Task objective
Below is a listing; reproduce each line of it exactly.

---------- Given data

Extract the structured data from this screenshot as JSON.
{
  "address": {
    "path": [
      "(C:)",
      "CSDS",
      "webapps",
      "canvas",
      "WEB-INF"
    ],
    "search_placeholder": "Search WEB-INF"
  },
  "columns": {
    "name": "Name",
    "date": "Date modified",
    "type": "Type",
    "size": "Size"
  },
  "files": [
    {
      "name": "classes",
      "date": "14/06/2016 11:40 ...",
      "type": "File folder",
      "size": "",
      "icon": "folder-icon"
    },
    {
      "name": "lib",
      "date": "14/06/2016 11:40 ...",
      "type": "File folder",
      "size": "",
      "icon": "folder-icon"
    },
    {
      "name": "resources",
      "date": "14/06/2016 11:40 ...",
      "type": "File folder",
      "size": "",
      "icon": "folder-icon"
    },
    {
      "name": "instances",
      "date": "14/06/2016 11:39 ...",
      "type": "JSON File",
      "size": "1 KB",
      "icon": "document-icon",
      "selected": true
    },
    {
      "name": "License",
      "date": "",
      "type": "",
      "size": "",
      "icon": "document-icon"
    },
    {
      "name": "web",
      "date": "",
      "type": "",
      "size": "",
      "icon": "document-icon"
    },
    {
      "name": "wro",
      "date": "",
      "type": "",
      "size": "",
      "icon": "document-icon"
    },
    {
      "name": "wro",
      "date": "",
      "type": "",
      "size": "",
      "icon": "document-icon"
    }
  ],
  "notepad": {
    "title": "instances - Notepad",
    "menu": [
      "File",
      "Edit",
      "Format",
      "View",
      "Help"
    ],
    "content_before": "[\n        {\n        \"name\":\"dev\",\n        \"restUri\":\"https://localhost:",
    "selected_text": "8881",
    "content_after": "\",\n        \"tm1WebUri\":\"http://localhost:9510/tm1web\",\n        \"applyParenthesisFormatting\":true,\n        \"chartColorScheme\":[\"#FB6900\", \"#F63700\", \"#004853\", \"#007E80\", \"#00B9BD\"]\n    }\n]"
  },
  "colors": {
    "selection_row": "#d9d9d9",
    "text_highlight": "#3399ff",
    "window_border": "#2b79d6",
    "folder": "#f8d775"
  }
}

--------------------

Full solution
Extract the structured data from this screenshot as JSON.
{
  "address": {
    "path": [
      "(C:)",
      "CSDS",
      "webapps",
      "canvas",
      "WEB-INF"
    ],
    "search_placeholder": "Search WEB-INF"
  },
  "columns": {
    "name": "Name",
    "date": "Date modified",
    "type": "Type",
    "size": "Size"
  },
  "files": [
    {
      "name": "classes",
      "date": "14/06/2016 11:40 ...",
      "type": "File folder",
      "size": "",
      "icon": "folder-icon"
    },
    {
      "name": "lib",
      "date": "14/06/2016 11:40 ...",
      "type": "File folder",
      "size": "",
      "icon": "folder-icon"
    },
    {
      "name": "resources",
      "date": "14/06/2016 11:40 ...",
      "type": "File folder",
      "size": "",
      "icon": "folder-icon"
    },
    {
      "name": "instances",
      "date": "14/06/2016 11:39 ...",
      "type": "JSON File",
      "size": "1 KB",
      "icon": "document-icon",
      "selected": true
    },
    {
      "name": "License",
      "date": "",
      "type": "",
      "size": "",
      "icon": "document-icon"
    },
    {
      "name": "web",
      "date": "",
      "type": "",
      "size": "",
      "icon": "document-icon"
    },
    {
      "name": "wro",
      "date": "",
      "type": "",
      "size": "",
      "icon": "document-icon"
    },
    {
      "name": "wro",
      "date": "",
      "type": "",
      "size": "",
      "icon": "document-icon"
    }
  ],
  "notepad": {
    "title": "instances - Notepad",
    "menu": [
      "File",
      "Edit",
      "Format",
      "View",
      "Help"
    ],
    "content_before": "[\n        {\n        \"name\":\"dev\",\n        \"restUri\":\"https://localhost:",
    "selected_text": "8881",
    "content_after": "\",\n        \"tm1WebUri\":\"http://localhost:9510/tm1web\",\n        \"applyParenthesisFormatting\":true,\n        \"chartColorScheme\":[\"#FB6900\", \"#F63700\", \"#004853\", \"#007E80\", \"#00B9BD\"]\n    }\n]"
  },
  "colors": {
    "selection_row": "#d9d9d9",
    "text_highlight": "#3399ff",
    "window_border": "#2b79d6",
    "folder": "#f8d775"
  }
}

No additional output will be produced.